Extracts from a graphics dataset:
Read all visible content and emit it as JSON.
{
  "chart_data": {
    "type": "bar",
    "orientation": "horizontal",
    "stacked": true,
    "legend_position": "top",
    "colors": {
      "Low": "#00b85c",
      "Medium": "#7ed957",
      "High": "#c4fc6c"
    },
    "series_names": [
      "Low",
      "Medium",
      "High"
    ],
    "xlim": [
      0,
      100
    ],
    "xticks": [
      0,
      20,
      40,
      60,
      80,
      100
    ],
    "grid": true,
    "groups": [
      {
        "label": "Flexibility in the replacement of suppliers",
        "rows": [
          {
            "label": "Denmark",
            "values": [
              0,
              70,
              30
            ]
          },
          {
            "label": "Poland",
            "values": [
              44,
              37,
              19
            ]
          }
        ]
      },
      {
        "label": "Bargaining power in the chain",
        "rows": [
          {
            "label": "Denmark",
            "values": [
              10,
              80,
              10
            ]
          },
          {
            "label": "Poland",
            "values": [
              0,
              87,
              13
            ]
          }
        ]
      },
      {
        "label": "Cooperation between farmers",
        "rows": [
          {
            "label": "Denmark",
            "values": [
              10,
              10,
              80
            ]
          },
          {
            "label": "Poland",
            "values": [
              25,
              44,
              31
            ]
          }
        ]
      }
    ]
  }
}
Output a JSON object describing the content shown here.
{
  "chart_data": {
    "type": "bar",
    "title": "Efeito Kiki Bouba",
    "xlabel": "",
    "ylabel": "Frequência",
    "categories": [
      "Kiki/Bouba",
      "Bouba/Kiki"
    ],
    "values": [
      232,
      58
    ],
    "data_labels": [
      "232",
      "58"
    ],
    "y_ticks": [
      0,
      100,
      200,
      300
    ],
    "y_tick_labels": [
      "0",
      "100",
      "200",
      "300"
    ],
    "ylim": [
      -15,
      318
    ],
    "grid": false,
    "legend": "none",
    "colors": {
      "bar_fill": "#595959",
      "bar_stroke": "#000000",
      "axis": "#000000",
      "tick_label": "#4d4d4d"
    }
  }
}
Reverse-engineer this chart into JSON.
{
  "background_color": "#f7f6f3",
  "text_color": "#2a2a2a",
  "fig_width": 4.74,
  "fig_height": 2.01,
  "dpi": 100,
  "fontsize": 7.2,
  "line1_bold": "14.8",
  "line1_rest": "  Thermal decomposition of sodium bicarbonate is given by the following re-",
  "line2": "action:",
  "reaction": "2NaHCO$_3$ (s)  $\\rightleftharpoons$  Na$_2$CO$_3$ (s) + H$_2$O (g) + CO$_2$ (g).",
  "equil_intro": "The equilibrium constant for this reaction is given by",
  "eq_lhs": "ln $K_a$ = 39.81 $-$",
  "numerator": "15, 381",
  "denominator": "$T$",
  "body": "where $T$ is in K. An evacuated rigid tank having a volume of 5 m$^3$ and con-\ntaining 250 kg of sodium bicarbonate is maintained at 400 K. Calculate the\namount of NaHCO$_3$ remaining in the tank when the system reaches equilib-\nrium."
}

## Instructions for the task
Recite the full listing above exactly.

## Solution to this task
Read all visible content and emit it as JSON.
{
  "chart_data": {
    "type": "bar",
    "orientation": "horizontal",
    "stacked": true,
    "legend_position": "top",
    "colors": {
      "Low": "#00b85c",
      "Medium": "#7ed957",
      "High": "#c4fc6c"
    },
    "series_names": [
      "Low",
      "Medium",
      "High"
    ],
    "xlim": [
      0,
      100
    ],
    "xticks": [
      0,
      20,
      40,
      60,
      80,
      100
    ],
    "grid": true,
    "groups": [
      {
        "label": "Flexibility in the replacement of suppliers",
        "rows": [
          {
            "label": "Denmark",
            "values": [
              0,
              70,
              30
            ]
          },
          {
            "label": "Poland",
            "values": [
              44,
              37,
              19
            ]
          }
        ]
      },
      {
        "label": "Bargaining power in the chain",
        "rows": [
          {
            "label": "Denmark",
            "values": [
              10,
              80,
              10
            ]
          },
          {
            "label": "Poland",
            "values": [
              0,
              87,
              13
            ]
          }
        ]
      },
      {
        "label": "Cooperation between farmers",
        "rows": [
          {
            "label": "Denmark",
            "values": [
              10,
              10,
              80
            ]
          },
          {
            "label": "Poland",
            "values": [
              25,
              44,
              31
            ]
          }
        ]
      }
    ]
  }
}
Output a JSON object describing the content shown here.
{
  "chart_data": {
    "type": "bar",
    "title": "Efeito Kiki Bouba",
    "xlabel": "",
    "ylabel": "Frequência",
    "categories": [
      "Kiki/Bouba",
      "Bouba/Kiki"
    ],
    "values": [
      232,
      58
    ],
    "data_labels": [
      "232",
      "58"
    ],
    "y_ticks": [
      0,
      100,
      200,
      300
    ],
    "y_tick_labels": [
      "0",
      "100",
      "200",
      "300"
    ],
    "ylim": [
      -15,
      318
    ],
    "grid": false,
    "legend": "none",
    "colors": {
      "bar_fill": "#595959",
      "bar_stroke": "#000000",
      "axis": "#000000",
      "tick_label": "#4d4d4d"
    }
  }
}
Reverse-engineer this chart into JSON.
{
  "background_color": "#f7f6f3",
  "text_color": "#2a2a2a",
  "fig_width": 4.74,
  "fig_height": 2.01,
  "dpi": 100,
  "fontsize": 7.2,
  "line1_bold": "14.8",
  "line1_rest": "  Thermal decomposition of sodium bicarbonate is given by the following re-",
  "line2": "action:",
  "reaction": "2NaHCO$_3$ (s)  $\\rightleftharpoons$  Na$_2$CO$_3$ (s) + H$_2$O (g) + CO$_2$ (g).",
  "equil_intro": "The equilibrium constant for this reaction is given by",
  "eq_lhs": "ln $K_a$ = 39.81 $-$",
  "numerator": "15, 381",
  "denominator": "$T$",
  "body": "where $T$ is in K. An evacuated rigid tank having a volume of 5 m$^3$ and con-\ntaining 250 kg of sodium bicarbonate is maintained at 400 K. Calculate the\namount of NaHCO$_3$ remaining in the tank when the system reaches equilib-\nrium."
}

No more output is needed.